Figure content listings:
╭──

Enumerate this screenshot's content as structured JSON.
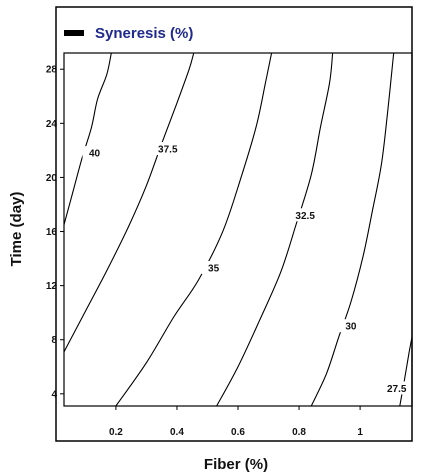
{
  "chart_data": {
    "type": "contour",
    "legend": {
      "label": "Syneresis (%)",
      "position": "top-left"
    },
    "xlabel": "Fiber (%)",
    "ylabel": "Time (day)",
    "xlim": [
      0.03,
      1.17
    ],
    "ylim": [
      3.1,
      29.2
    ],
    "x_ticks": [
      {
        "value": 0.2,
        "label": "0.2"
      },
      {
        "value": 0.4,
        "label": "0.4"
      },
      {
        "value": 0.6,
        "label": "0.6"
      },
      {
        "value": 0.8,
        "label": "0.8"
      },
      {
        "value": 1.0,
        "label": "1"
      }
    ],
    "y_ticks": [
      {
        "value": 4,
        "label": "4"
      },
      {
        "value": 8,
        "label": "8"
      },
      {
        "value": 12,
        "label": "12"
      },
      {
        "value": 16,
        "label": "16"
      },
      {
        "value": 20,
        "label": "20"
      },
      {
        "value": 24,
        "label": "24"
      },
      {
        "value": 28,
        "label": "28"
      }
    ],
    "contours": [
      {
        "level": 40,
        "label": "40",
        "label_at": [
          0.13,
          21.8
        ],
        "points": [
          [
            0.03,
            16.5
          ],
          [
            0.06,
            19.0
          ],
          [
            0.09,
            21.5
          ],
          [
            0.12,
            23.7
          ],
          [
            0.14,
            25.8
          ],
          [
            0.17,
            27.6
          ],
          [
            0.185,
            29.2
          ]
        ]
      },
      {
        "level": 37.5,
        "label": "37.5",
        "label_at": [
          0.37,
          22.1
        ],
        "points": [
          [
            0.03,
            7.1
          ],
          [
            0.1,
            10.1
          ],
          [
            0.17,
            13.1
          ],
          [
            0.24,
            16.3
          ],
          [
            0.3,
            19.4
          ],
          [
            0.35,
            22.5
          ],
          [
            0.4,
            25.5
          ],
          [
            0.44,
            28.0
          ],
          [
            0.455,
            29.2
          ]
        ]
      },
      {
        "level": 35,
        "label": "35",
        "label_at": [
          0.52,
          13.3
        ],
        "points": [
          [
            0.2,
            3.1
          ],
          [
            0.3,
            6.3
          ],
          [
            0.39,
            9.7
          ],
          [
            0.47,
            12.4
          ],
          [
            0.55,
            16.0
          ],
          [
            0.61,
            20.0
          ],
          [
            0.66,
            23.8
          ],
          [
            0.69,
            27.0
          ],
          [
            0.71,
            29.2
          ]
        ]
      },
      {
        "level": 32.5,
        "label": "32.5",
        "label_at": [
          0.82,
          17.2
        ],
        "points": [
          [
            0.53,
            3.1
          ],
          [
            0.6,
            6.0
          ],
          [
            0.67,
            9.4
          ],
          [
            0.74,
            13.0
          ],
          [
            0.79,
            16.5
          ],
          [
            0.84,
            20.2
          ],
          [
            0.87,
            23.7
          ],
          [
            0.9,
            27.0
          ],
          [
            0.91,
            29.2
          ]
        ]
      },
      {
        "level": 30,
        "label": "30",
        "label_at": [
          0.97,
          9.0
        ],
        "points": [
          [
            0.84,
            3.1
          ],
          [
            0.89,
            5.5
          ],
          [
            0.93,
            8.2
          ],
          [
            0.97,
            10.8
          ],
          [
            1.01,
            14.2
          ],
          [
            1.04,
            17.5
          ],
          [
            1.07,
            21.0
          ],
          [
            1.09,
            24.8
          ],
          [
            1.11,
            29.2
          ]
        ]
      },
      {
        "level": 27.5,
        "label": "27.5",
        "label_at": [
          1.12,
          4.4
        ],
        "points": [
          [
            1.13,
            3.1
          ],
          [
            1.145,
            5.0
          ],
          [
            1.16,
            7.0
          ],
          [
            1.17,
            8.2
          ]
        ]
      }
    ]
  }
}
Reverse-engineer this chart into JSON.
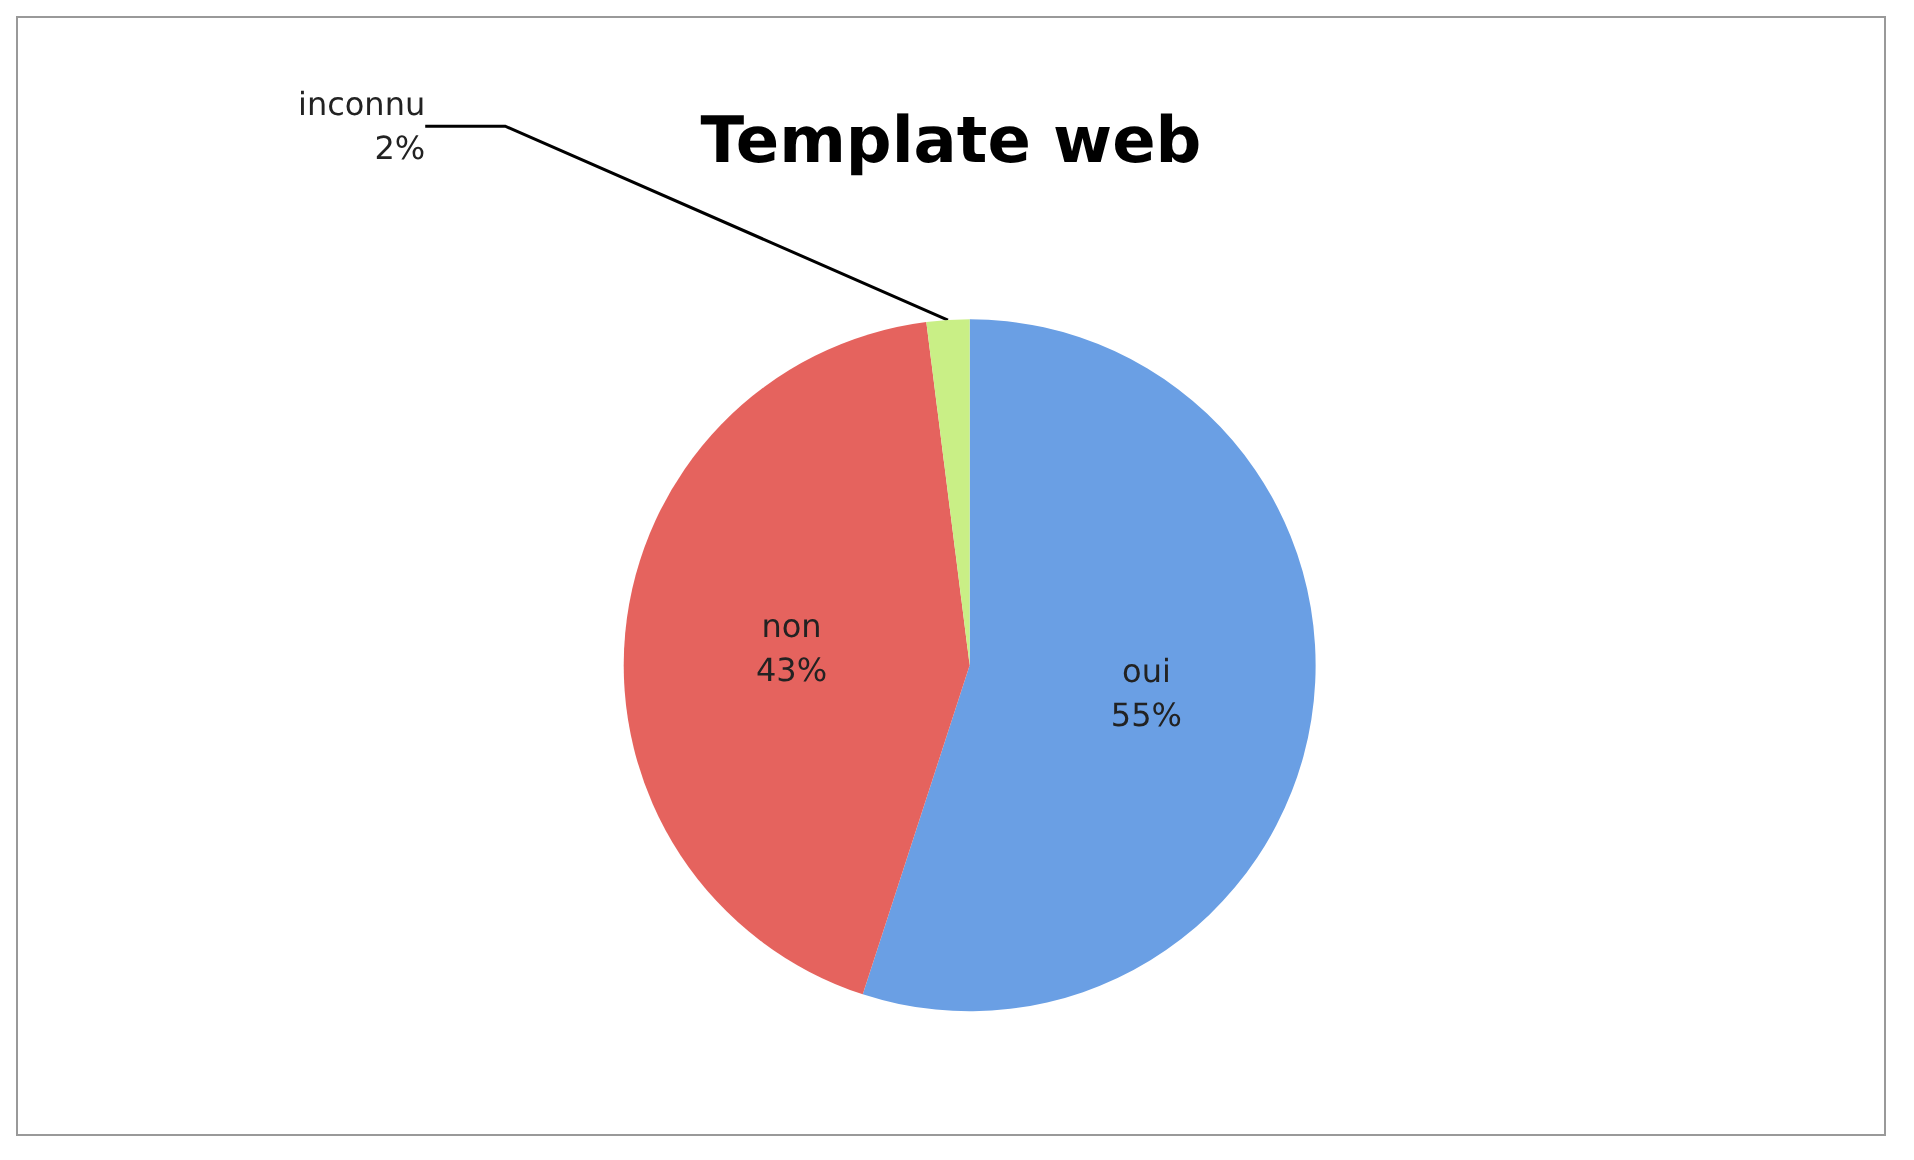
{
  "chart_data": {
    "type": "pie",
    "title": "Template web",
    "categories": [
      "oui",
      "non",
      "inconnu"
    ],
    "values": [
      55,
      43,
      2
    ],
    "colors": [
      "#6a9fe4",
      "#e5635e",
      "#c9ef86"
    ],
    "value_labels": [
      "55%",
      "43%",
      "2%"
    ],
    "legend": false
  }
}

╰──

OBJECTIVE: From the line containing "Reverse-engineer this chart into JSON." down to the last line of the data, print every line exactly and nothing else. Pictures stay out of the copy.

FINAL RESULT:
Reverse-engineer this chart into JSON.
{
  "chart_data": {
    "type": "pie",
    "title": "Template web",
    "categories": [
      "oui",
      "non",
      "inconnu"
    ],
    "values": [
      55,
      43,
      2
    ],
    "colors": [
      "#6a9fe4",
      "#e5635e",
      "#c9ef86"
    ],
    "value_labels": [
      "55%",
      "43%",
      "2%"
    ],
    "legend": false
  }
}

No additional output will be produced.